━━━━━ The input
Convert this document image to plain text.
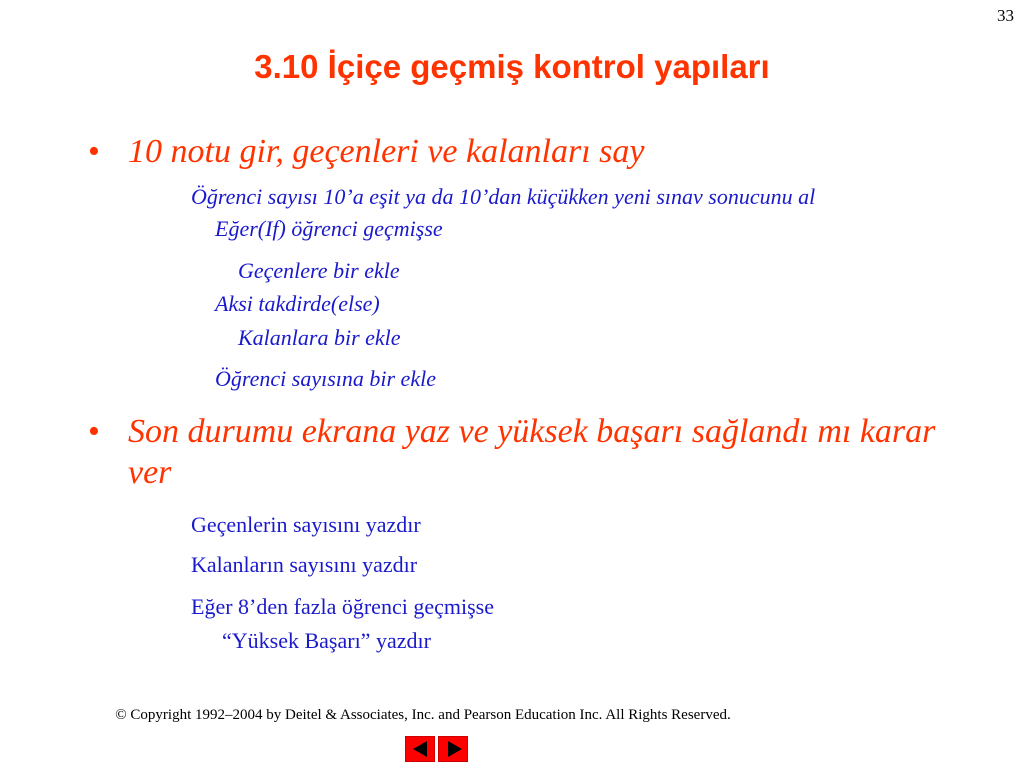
33
3.10 İçiçe geçmiş kontrol yapıları
• 10 notu gir, geçenleri ve kalanları say
Öğrenci sayısı 10’a eşit ya da 10’dan küçükken yeni sınav sonucunu al
Eğer(If) öğrenci geçmişse
Geçenlere bir ekle
Aksi takdirde(else)
Kalanlara bir ekle
Öğrenci sayısına bir ekle
• Son durumu ekrana yaz ve yüksek başarı sağlandı mı karar ver
Geçenlerin sayısını yazdır
Kalanların sayısını yazdır
Eğer 8’den fazla öğrenci geçmişse
“Yüksek Başarı” yazdır
© Copyright 1992–2004 by Deitel & Associates, Inc. and Pearson Education Inc. All Rights Reserved.
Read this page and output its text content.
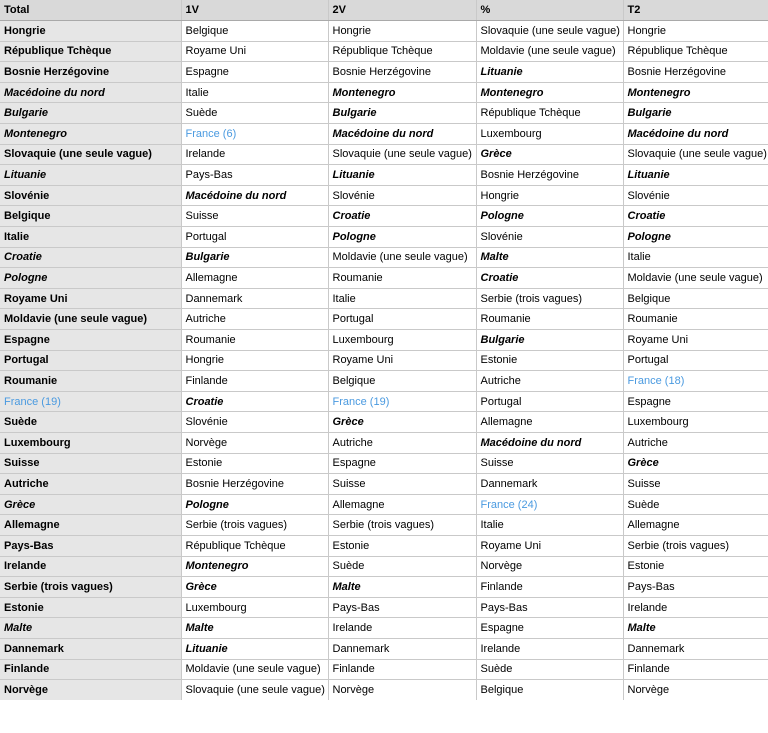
Total	1V	2V	%	T2
Hongrie	Belgique	Hongrie	Slovaquie (une seule vague)	Hongrie
République Tchèque	Royame Uni	République Tchèque	Moldavie (une seule vague)	République Tchèque
Bosnie Herzégovine	Espagne	Bosnie Herzégovine	Lituanie	Bosnie Herzégovine
Macédoine du nord	Italie	Montenegro	Montenegro	Montenegro
Bulgarie	Suède	Bulgarie	République Tchèque	Bulgarie
Montenegro	France (6)	Macédoine du nord	Luxembourg	Macédoine du nord
Slovaquie (une seule vague)	Irelande	Slovaquie (une seule vague)	Grèce	Slovaquie (une seule vague)
Lituanie	Pays-Bas	Lituanie	Bosnie Herzégovine	Lituanie
Slovénie	Macédoine du nord	Slovénie	Hongrie	Slovénie
Belgique	Suisse	Croatie	Pologne	Croatie
Italie	Portugal	Pologne	Slovénie	Pologne
Croatie	Bulgarie	Moldavie (une seule vague)	Malte	Italie
Pologne	Allemagne	Roumanie	Croatie	Moldavie (une seule vague)
Royame Uni	Dannemark	Italie	Serbie (trois vagues)	Belgique
Moldavie (une seule vague)	Autriche	Portugal	Roumanie	Roumanie
Espagne	Roumanie	Luxembourg	Bulgarie	Royame Uni
Portugal	Hongrie	Royame Uni	Estonie	Portugal
Roumanie	Finlande	Belgique	Autriche	France (18)
France (19)	Croatie	France (19)	Portugal	Espagne
Suède	Slovénie	Grèce	Allemagne	Luxembourg
Luxembourg	Norvège	Autriche	Macédoine du nord	Autriche
Suisse	Estonie	Espagne	Suisse	Grèce
Autriche	Bosnie Herzégovine	Suisse	Dannemark	Suisse
Grèce	Pologne	Allemagne	France (24)	Suède
Allemagne	Serbie (trois vagues)	Serbie (trois vagues)	Italie	Allemagne
Pays-Bas	République Tchèque	Estonie	Royame Uni	Serbie (trois vagues)
Irelande	Montenegro	Suède	Norvège	Estonie
Serbie (trois vagues)	Grèce	Malte	Finlande	Pays-Bas
Estonie	Luxembourg	Pays-Bas	Pays-Bas	Irelande
Malte	Malte	Irelande	Espagne	Malte
Dannemark	Lituanie	Dannemark	Irelande	Dannemark
Finlande	Moldavie (une seule vague)	Finlande	Suède	Finlande
Norvège	Slovaquie (une seule vague)	Norvège	Belgique	Norvège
━━━━━━━━━━
• Direction: Select the lines in this material that hold the word "geçmişse", leaving none out.

• Result of this task:
Eğer(If) öğrenci geçmişse
Eğer 8’den fazla öğrenci geçmişse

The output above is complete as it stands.